### Your goal
Retype all of the data. Every line must match exactly.

Extracted data entries:

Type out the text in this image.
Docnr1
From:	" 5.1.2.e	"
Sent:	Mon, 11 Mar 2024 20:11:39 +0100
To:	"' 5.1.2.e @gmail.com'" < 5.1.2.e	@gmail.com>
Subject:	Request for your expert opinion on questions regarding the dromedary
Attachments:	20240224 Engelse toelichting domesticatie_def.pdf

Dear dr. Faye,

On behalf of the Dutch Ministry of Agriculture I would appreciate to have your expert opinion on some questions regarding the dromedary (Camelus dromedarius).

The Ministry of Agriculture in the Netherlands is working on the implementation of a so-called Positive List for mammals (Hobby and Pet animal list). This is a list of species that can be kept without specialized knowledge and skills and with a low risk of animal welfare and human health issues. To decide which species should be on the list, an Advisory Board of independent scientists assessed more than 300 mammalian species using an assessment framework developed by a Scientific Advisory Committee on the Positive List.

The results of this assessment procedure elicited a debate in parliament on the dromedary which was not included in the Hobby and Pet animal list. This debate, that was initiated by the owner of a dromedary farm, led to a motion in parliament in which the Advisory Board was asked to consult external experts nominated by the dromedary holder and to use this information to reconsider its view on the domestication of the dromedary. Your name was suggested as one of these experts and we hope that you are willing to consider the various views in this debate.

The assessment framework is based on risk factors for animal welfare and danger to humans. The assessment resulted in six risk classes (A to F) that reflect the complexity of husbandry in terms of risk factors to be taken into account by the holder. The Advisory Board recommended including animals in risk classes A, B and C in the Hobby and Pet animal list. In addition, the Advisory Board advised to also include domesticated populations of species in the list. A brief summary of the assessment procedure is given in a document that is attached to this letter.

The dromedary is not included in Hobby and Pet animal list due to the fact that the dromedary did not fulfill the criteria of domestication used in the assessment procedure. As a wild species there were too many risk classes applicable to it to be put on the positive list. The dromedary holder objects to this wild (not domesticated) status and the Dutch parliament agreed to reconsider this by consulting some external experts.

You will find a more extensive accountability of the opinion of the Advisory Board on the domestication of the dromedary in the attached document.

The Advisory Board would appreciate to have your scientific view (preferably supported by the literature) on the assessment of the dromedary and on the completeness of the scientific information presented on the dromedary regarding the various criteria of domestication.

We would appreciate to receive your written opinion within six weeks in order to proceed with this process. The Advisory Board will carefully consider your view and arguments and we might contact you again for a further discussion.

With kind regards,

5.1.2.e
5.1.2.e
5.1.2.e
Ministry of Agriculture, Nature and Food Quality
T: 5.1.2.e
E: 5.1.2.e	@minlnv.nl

### Response
Type out the text in this image.
Docnr1
From:	" 5.1.2.e	"
Sent:	Mon, 11 Mar 2024 20:11:39 +0100
To:	"' 5.1.2.e @gmail.com'" < 5.1.2.e	@gmail.com>
Subject:	Request for your expert opinion on questions regarding the dromedary
Attachments:	20240224 Engelse toelichting domesticatie_def.pdf

Dear dr. Faye,

On behalf of the Dutch Ministry of Agriculture I would appreciate to have your expert opinion on some questions regarding the dromedary (Camelus dromedarius).

The Ministry of Agriculture in the Netherlands is working on the implementation of a so-called Positive List for mammals (Hobby and Pet animal list). This is a list of species that can be kept without specialized knowledge and skills and with a low risk of animal welfare and human health issues. To decide which species should be on the list, an Advisory Board of independent scientists assessed more than 300 mammalian species using an assessment framework developed by a Scientific Advisory Committee on the Positive List.

The results of this assessment procedure elicited a debate in parliament on the dromedary which was not included in the Hobby and Pet animal list. This debate, that was initiated by the owner of a dromedary farm, led to a motion in parliament in which the Advisory Board was asked to consult external experts nominated by the dromedary holder and to use this information to reconsider its view on the domestication of the dromedary. Your name was suggested as one of these experts and we hope that you are willing to consider the various views in this debate.

The assessment framework is based on risk factors for animal welfare and danger to humans. The assessment resulted in six risk classes (A to F) that reflect the complexity of husbandry in terms of risk factors to be taken into account by the holder. The Advisory Board recommended including animals in risk classes A, B and C in the Hobby and Pet animal list. In addition, the Advisory Board advised to also include domesticated populations of species in the list. A brief summary of the assessment procedure is given in a document that is attached to this letter.

The dromedary is not included in Hobby and Pet animal list due to the fact that the dromedary did not fulfill the criteria of domestication used in the assessment procedure. As a wild species there were too many risk classes applicable to it to be put on the positive list. The dromedary holder objects to this wild (not domesticated) status and the Dutch parliament agreed to reconsider this by consulting some external experts.

You will find a more extensive accountability of the opinion of the Advisory Board on the domestication of the dromedary in the attached document.

The Advisory Board would appreciate to have your scientific view (preferably supported by the literature) on the assessment of the dromedary and on the completeness of the scientific information presented on the dromedary regarding the various criteria of domestication.

We would appreciate to receive your written opinion within six weeks in order to proceed with this process. The Advisory Board will carefully consider your view and arguments and we might contact you again for a further discussion.

With kind regards,

5.1.2.e
5.1.2.e
5.1.2.e
Ministry of Agriculture, Nature and Food Quality
T: 5.1.2.e
E: 5.1.2.e	@minlnv.nl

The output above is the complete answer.